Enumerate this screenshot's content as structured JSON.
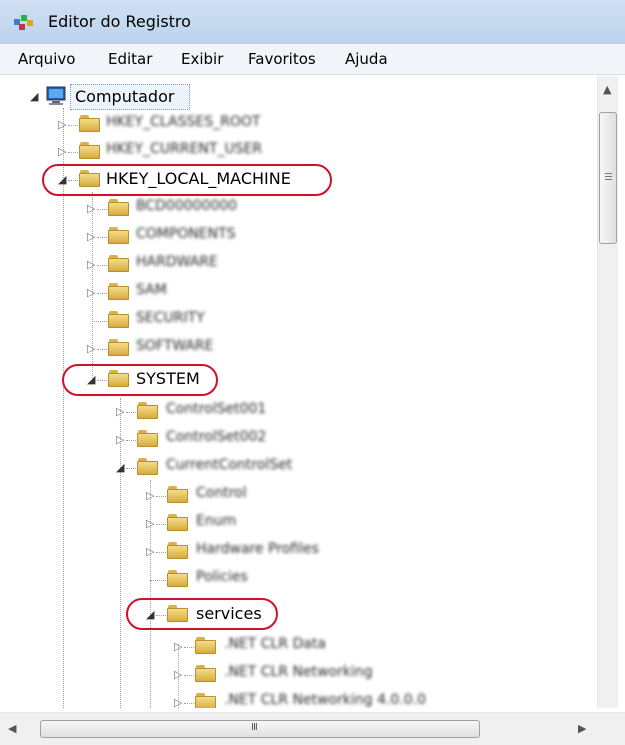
{
  "window": {
    "title": "Editor do Registro"
  },
  "menu": [
    "Arquivo",
    "Editar",
    "Exibir",
    "Favoritos",
    "Ajuda"
  ],
  "tree": {
    "root": "Computador",
    "hkcr": "HKEY_CLASSES_ROOT",
    "hkcu": "HKEY_CURRENT_USER",
    "hklm": "HKEY_LOCAL_MACHINE",
    "bcd": "BCD00000000",
    "components": "COMPONENTS",
    "hardware": "HARDWARE",
    "sam": "SAM",
    "security": "SECURITY",
    "software": "SOFTWARE",
    "system": "SYSTEM",
    "cs001": "ControlSet001",
    "cs002": "ControlSet002",
    "ccs": "CurrentControlSet",
    "control": "Control",
    "enum": "Enum",
    "hwprofiles": "Hardware Profiles",
    "policies": "Policies",
    "services": "services",
    "netclrdata": ".NET CLR Data",
    "netclrnet": ".NET CLR Networking",
    "netclrnet4": ".NET CLR Networking 4.0.0.0"
  },
  "scrollbar": {
    "grip": "III"
  },
  "colors": {
    "highlight": "#d3102a",
    "titlebar": "#c4d8ee",
    "folder": "#e8c25a"
  }
}
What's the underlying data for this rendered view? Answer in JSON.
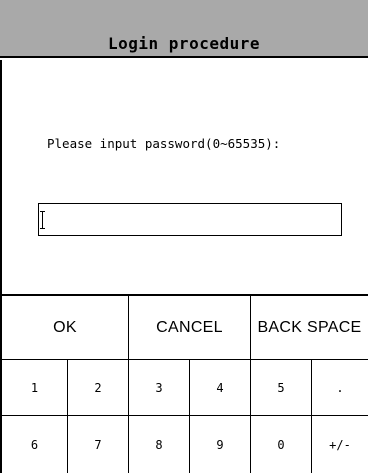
{
  "window": {
    "title": "Login procedure"
  },
  "prompt": {
    "text": "Please input password(0~65535):"
  },
  "password_field": {
    "value": ""
  },
  "keypad": {
    "ok": "OK",
    "cancel": "CANCEL",
    "back_space": "BACK SPACE",
    "digits": {
      "one": "1",
      "two": "2",
      "three": "3",
      "four": "4",
      "five": "5",
      "six": "6",
      "seven": "7",
      "eight": "8",
      "nine": "9",
      "zero": "0"
    },
    "decimal_point": ".",
    "sign_toggle": "+/-"
  },
  "colors": {
    "titlebar_background": "#a9a9a9",
    "background": "#ffffff",
    "border": "#000000",
    "text": "#000000"
  },
  "icons": {
    "text_cursor": "text-cursor-icon"
  }
}
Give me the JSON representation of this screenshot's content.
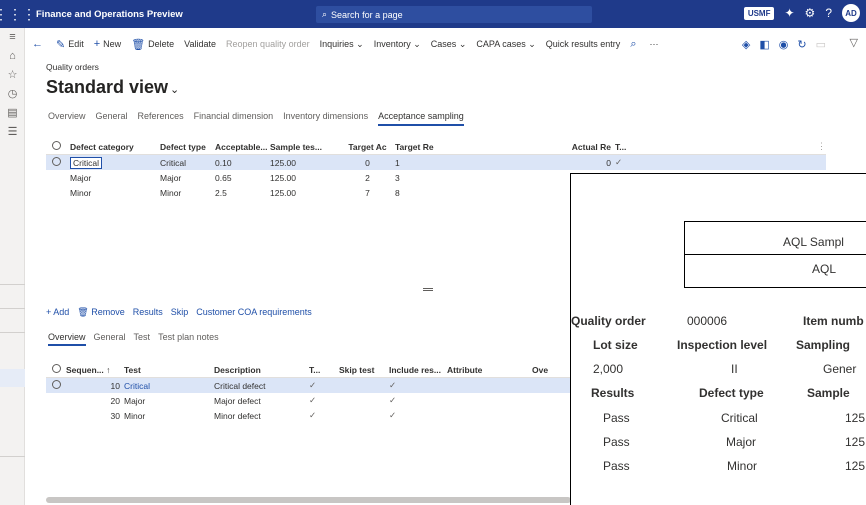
{
  "topbar": {
    "app_title": "Finance and Operations Preview",
    "search_placeholder": "Search for a page",
    "company": "USMF",
    "user_initials": "AD"
  },
  "actions": {
    "back": "←",
    "edit": "Edit",
    "new": "New",
    "delete": "Delete",
    "validate": "Validate",
    "reopen": "Reopen quality order",
    "inquiries": "Inquiries",
    "inventory": "Inventory",
    "cases": "Cases",
    "capa": "CAPA cases",
    "quick_results": "Quick results entry",
    "more": "···"
  },
  "page": {
    "breadcrumb": "Quality orders",
    "title": "Standard view"
  },
  "tabs": [
    "Overview",
    "General",
    "References",
    "Financial dimension",
    "Inventory dimensions",
    "Acceptance sampling"
  ],
  "grid1": {
    "headers": {
      "cat": "Defect category",
      "type": "Defect type",
      "acc": "Acceptable...",
      "samp": "Sample tes...",
      "tac": "Target Ac",
      "tre": "Target Re",
      "act": "Actual Re",
      "t": "T..."
    },
    "rows": [
      {
        "cat": "Critical",
        "type": "Critical",
        "acc": "0.10",
        "samp": "125.00",
        "tac": "0",
        "tre": "1",
        "act": "0",
        "t": "✓"
      },
      {
        "cat": "Major",
        "type": "Major",
        "acc": "0.65",
        "samp": "125.00",
        "tac": "2",
        "tre": "3",
        "act": "",
        "t": ""
      },
      {
        "cat": "Minor",
        "type": "Minor",
        "acc": "2.5",
        "samp": "125.00",
        "tac": "7",
        "tre": "8",
        "act": "",
        "t": ""
      }
    ]
  },
  "toolbar2": {
    "add": "Add",
    "remove": "Remove",
    "results": "Results",
    "skip": "Skip",
    "coa": "Customer COA requirements"
  },
  "tabs2": [
    "Overview",
    "General",
    "Test",
    "Test plan notes"
  ],
  "grid2": {
    "headers": {
      "seq": "Sequen...",
      "test": "Test",
      "desc": "Description",
      "t": "T...",
      "skip": "Skip test",
      "inc": "Include res...",
      "attr": "Attribute",
      "ove": "Ove"
    },
    "rows": [
      {
        "seq": "10",
        "test": "Critical",
        "desc": "Critical defect"
      },
      {
        "seq": "20",
        "test": "Major",
        "desc": "Major defect"
      },
      {
        "seq": "30",
        "test": "Minor",
        "desc": "Minor defect"
      }
    ]
  },
  "report": {
    "box_title": "AQL Sampl",
    "box_sub": "AQL",
    "quality_order_label": "Quality order",
    "quality_order_value": "000006",
    "item_number_label": "Item numb",
    "lot_size_label": "Lot size",
    "inspection_level_label": "Inspection level",
    "sampling_label": "Sampling",
    "lot_size_value": "2,000",
    "inspection_level_value": "II",
    "sampling_value": "Gener",
    "results_label": "Results",
    "defect_type_label": "Defect type",
    "sample_label": "Sample",
    "rows": [
      {
        "result": "Pass",
        "defect": "Critical",
        "sample": "125"
      },
      {
        "result": "Pass",
        "defect": "Major",
        "sample": "125"
      },
      {
        "result": "Pass",
        "defect": "Minor",
        "sample": "125"
      }
    ]
  }
}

★ ★ ★

_The task_: Write the material out again exactly as it appears, dropping the pictures.

_Expected output_:
Enumerate this screenshot's content as structured JSON.
{
  "window": {
    "title": "Editor do Registro"
  },
  "menu": [
    "Arquivo",
    "Editar",
    "Exibir",
    "Favoritos",
    "Ajuda"
  ],
  "tree": {
    "root": "Computador",
    "hkcr": "HKEY_CLASSES_ROOT",
    "hkcu": "HKEY_CURRENT_USER",
    "hklm": "HKEY_LOCAL_MACHINE",
    "bcd": "BCD00000000",
    "components": "COMPONENTS",
    "hardware": "HARDWARE",
    "sam": "SAM",
    "security": "SECURITY",
    "software": "SOFTWARE",
    "system": "SYSTEM",
    "cs001": "ControlSet001",
    "cs002": "ControlSet002",
    "ccs": "CurrentControlSet",
    "control": "Control",
    "enum": "Enum",
    "hwprofiles": "Hardware Profiles",
    "policies": "Policies",
    "services": "services",
    "netclrdata": ".NET CLR Data",
    "netclrnet": ".NET CLR Networking",
    "netclrnet4": ".NET CLR Networking 4.0.0.0"
  },
  "scrollbar": {
    "grip": "III"
  },
  "colors": {
    "highlight": "#d3102a",
    "titlebar": "#c4d8ee",
    "folder": "#e8c25a"
  }
}
What's the underlying data for this rendered view? Answer in JSON.
{
  "window": {
    "title": "Login procedure"
  },
  "prompt": {
    "text": "Please input password(0~65535):"
  },
  "password_field": {
    "value": ""
  },
  "keypad": {
    "ok": "OK",
    "cancel": "CANCEL",
    "back_space": "BACK SPACE",
    "digits": {
      "one": "1",
      "two": "2",
      "three": "3",
      "four": "4",
      "five": "5",
      "six": "6",
      "seven": "7",
      "eight": "8",
      "nine": "9",
      "zero": "0"
    },
    "decimal_point": ".",
    "sign_toggle": "+/-"
  },
  "colors": {
    "titlebar_background": "#a9a9a9",
    "background": "#ffffff",
    "border": "#000000",
    "text": "#000000"
  },
  "icons": {
    "text_cursor": "text-cursor-icon"
  }
}
Give me the JSON representation of this screenshot's content.
{
  "topbar": {
    "app_title": "Finance and Operations Preview",
    "search_placeholder": "Search for a page",
    "company": "USMF",
    "user_initials": "AD"
  },
  "actions": {
    "back": "←",
    "edit": "Edit",
    "new": "New",
    "delete": "Delete",
    "validate": "Validate",
    "reopen": "Reopen quality order",
    "inquiries": "Inquiries",
    "inventory": "Inventory",
    "cases": "Cases",
    "capa": "CAPA cases",
    "quick_results": "Quick results entry",
    "more": "···"
  },
  "page": {
    "breadcrumb": "Quality orders",
    "title": "Standard view"
  },
  "tabs": [
    "Overview",
    "General",
    "References",
    "Financial dimension",
    "Inventory dimensions",
    "Acceptance sampling"
  ],
  "grid1": {
    "headers": {
      "cat": "Defect category",
      "type": "Defect type",
      "acc": "Acceptable...",
      "samp": "Sample tes...",
      "tac": "Target Ac",
      "tre": "Target Re",
      "act": "Actual Re",
      "t": "T..."
    },
    "rows": [
      {
        "cat": "Critical",
        "type": "Critical",
        "acc": "0.10",
        "samp": "125.00",
        "tac": "0",
        "tre": "1",
        "act": "0",
        "t": "✓"
      },
      {
        "cat": "Major",
        "type": "Major",
        "acc": "0.65",
        "samp": "125.00",
        "tac": "2",
        "tre": "3",
        "act": "",
        "t": ""
      },
      {
        "cat": "Minor",
        "type": "Minor",
        "acc": "2.5",
        "samp": "125.00",
        "tac": "7",
        "tre": "8",
        "act": "",
        "t": ""
      }
    ]
  },
  "toolbar2": {
    "add": "Add",
    "remove": "Remove",
    "results": "Results",
    "skip": "Skip",
    "coa": "Customer COA requirements"
  },
  "tabs2": [
    "Overview",
    "General",
    "Test",
    "Test plan notes"
  ],
  "grid2": {
    "headers": {
      "seq": "Sequen...",
      "test": "Test",
      "desc": "Description",
      "t": "T...",
      "skip": "Skip test",
      "inc": "Include res...",
      "attr": "Attribute",
      "ove": "Ove"
    },
    "rows": [
      {
        "seq": "10",
        "test": "Critical",
        "desc": "Critical defect"
      },
      {
        "seq": "20",
        "test": "Major",
        "desc": "Major defect"
      },
      {
        "seq": "30",
        "test": "Minor",
        "desc": "Minor defect"
      }
    ]
  },
  "report": {
    "box_title": "AQL Sampl",
    "box_sub": "AQL",
    "quality_order_label": "Quality order",
    "quality_order_value": "000006",
    "item_number_label": "Item numb",
    "lot_size_label": "Lot size",
    "inspection_level_label": "Inspection level",
    "sampling_label": "Sampling",
    "lot_size_value": "2,000",
    "inspection_level_value": "II",
    "sampling_value": "Gener",
    "results_label": "Results",
    "defect_type_label": "Defect type",
    "sample_label": "Sample",
    "rows": [
      {
        "result": "Pass",
        "defect": "Critical",
        "sample": "125"
      },
      {
        "result": "Pass",
        "defect": "Major",
        "sample": "125"
      },
      {
        "result": "Pass",
        "defect": "Minor",
        "sample": "125"
      }
    ]
  }
}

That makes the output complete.